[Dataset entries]
====

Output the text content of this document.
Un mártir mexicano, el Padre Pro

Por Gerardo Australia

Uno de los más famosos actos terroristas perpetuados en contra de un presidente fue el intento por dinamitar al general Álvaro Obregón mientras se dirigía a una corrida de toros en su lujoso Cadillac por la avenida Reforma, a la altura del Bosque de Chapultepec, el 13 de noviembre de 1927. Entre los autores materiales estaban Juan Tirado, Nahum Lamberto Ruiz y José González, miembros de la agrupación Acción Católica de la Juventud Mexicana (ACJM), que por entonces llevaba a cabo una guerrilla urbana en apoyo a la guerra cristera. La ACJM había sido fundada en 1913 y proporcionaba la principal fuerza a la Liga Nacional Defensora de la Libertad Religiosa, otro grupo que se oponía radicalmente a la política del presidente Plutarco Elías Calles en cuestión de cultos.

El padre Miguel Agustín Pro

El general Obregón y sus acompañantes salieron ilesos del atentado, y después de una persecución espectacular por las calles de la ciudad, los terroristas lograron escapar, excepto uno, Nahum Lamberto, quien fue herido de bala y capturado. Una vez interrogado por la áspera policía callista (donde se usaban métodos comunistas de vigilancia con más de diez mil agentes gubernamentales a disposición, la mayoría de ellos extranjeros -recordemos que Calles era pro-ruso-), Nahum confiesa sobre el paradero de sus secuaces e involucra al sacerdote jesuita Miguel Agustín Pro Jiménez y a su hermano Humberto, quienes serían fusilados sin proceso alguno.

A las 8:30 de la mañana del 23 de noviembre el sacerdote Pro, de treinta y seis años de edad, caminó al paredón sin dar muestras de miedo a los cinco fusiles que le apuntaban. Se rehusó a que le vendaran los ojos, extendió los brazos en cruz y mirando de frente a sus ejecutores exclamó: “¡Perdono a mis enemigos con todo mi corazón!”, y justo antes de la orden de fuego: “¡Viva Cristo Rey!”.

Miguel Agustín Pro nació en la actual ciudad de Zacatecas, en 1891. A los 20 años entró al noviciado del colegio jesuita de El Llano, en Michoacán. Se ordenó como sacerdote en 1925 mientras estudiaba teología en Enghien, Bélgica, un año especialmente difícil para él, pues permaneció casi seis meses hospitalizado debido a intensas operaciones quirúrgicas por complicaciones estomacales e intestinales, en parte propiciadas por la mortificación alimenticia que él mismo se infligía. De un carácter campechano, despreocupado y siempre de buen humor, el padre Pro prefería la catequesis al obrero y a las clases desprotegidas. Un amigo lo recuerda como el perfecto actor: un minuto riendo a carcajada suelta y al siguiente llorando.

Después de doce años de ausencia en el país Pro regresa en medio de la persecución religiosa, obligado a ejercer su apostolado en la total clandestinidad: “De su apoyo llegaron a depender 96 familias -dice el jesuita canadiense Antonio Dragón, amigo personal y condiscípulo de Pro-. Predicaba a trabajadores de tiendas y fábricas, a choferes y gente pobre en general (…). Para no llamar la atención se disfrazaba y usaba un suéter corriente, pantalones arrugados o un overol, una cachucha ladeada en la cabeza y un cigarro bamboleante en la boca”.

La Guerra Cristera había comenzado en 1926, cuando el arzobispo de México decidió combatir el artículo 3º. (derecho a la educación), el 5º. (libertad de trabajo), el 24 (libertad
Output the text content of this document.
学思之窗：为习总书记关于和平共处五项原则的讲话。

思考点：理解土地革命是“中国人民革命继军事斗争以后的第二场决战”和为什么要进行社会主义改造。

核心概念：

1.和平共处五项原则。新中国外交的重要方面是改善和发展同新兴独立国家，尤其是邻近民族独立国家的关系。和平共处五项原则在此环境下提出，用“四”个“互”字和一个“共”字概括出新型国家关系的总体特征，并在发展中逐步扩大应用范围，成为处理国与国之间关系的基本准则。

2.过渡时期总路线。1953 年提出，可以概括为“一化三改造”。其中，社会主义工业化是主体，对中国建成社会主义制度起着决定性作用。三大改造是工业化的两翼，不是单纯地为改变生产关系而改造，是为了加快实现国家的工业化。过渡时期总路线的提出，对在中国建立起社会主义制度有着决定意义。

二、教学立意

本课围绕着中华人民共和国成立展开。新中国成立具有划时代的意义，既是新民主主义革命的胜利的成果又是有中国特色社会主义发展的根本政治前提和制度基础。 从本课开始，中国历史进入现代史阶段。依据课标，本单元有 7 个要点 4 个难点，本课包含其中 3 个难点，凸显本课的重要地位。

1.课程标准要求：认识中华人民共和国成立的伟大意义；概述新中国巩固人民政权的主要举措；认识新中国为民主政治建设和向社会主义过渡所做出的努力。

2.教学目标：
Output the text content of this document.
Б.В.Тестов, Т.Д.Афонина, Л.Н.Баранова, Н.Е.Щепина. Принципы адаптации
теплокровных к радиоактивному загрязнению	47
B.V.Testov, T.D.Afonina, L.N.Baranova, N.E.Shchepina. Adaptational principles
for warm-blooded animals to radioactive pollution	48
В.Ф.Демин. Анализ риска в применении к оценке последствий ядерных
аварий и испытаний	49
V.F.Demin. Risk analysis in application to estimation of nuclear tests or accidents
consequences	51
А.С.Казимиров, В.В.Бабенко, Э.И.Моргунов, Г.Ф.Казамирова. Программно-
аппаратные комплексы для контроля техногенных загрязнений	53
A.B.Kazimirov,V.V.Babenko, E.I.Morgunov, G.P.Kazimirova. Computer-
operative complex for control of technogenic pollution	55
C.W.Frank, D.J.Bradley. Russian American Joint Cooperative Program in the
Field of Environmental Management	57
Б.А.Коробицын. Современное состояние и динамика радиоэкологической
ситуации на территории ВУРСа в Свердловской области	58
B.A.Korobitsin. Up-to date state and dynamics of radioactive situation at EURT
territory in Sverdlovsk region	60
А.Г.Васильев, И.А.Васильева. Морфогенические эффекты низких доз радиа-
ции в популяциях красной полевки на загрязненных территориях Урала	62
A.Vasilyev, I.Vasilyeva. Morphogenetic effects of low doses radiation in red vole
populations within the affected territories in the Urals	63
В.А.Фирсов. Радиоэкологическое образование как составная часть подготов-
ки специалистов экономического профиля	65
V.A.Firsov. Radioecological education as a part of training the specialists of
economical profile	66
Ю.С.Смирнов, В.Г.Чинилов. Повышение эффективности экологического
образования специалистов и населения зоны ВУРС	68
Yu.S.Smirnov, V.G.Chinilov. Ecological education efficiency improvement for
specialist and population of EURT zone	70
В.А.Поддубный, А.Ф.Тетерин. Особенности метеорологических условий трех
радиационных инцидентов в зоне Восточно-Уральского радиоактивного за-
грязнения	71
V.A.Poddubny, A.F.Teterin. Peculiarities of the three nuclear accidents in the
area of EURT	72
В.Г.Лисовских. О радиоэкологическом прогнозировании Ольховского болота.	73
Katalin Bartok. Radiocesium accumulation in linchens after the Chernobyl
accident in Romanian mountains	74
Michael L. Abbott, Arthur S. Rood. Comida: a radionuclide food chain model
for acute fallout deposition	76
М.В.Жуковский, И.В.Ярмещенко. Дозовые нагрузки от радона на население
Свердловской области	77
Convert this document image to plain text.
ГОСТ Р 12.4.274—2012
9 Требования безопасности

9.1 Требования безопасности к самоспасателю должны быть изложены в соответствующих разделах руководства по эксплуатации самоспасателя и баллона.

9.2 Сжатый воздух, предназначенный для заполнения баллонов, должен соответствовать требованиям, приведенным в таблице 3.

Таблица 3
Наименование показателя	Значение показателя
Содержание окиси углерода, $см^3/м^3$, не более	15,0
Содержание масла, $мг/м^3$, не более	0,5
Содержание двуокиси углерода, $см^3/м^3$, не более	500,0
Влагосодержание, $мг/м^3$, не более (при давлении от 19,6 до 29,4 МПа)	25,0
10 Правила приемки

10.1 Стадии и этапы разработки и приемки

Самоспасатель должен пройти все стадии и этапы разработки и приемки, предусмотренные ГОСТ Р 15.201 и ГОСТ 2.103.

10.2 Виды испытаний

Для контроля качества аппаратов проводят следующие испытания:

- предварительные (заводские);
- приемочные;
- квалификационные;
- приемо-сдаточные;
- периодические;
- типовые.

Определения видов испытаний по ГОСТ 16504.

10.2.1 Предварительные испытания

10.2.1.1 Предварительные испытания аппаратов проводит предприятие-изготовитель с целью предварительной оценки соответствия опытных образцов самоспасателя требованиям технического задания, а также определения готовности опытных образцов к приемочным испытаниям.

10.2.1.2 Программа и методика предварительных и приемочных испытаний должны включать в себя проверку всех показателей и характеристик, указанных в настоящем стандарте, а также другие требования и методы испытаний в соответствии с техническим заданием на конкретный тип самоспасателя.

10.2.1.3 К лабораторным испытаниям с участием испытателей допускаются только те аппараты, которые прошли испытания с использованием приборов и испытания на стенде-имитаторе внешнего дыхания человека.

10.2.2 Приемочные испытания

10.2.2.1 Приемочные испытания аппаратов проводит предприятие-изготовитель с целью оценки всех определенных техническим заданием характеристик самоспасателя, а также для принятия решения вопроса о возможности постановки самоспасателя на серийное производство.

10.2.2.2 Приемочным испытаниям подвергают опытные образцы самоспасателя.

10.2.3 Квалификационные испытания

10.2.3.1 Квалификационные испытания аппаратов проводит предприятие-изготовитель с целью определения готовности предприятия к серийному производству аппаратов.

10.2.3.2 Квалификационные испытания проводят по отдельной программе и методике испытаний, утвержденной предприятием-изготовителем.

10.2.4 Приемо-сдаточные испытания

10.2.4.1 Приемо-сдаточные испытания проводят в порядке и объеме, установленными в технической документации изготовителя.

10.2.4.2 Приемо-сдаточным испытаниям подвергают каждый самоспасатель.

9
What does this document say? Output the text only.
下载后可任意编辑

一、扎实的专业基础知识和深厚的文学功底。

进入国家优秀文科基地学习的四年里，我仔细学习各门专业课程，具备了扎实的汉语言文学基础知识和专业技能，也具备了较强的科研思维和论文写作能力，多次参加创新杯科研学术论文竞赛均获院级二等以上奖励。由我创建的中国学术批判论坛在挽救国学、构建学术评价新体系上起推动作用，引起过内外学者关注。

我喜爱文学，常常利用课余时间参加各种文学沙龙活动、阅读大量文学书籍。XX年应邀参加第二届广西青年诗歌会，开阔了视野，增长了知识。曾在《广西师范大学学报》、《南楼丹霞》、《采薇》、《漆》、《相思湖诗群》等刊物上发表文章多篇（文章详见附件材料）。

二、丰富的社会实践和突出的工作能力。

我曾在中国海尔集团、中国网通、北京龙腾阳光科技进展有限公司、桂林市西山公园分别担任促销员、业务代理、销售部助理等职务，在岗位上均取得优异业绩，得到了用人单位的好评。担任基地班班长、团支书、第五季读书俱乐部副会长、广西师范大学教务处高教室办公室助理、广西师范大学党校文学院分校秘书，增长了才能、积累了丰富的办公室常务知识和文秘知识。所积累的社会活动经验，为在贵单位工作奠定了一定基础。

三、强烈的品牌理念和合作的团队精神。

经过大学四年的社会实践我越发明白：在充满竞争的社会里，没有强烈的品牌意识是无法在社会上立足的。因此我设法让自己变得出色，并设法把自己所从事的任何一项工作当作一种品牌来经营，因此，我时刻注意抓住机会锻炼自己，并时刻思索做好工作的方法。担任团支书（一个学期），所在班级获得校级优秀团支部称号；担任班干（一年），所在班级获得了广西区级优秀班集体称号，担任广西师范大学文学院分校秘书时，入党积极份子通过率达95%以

====

### OBJECTIVE
Scan the material above. Return every line containing the string "education".

### SOLUTION FOR THIS TASK
V.A.Firsov. Radioecological education as a part of training the specialists of
Yu.S.Smirnov, V.G.Chinilov. Ecological education efficiency improvement for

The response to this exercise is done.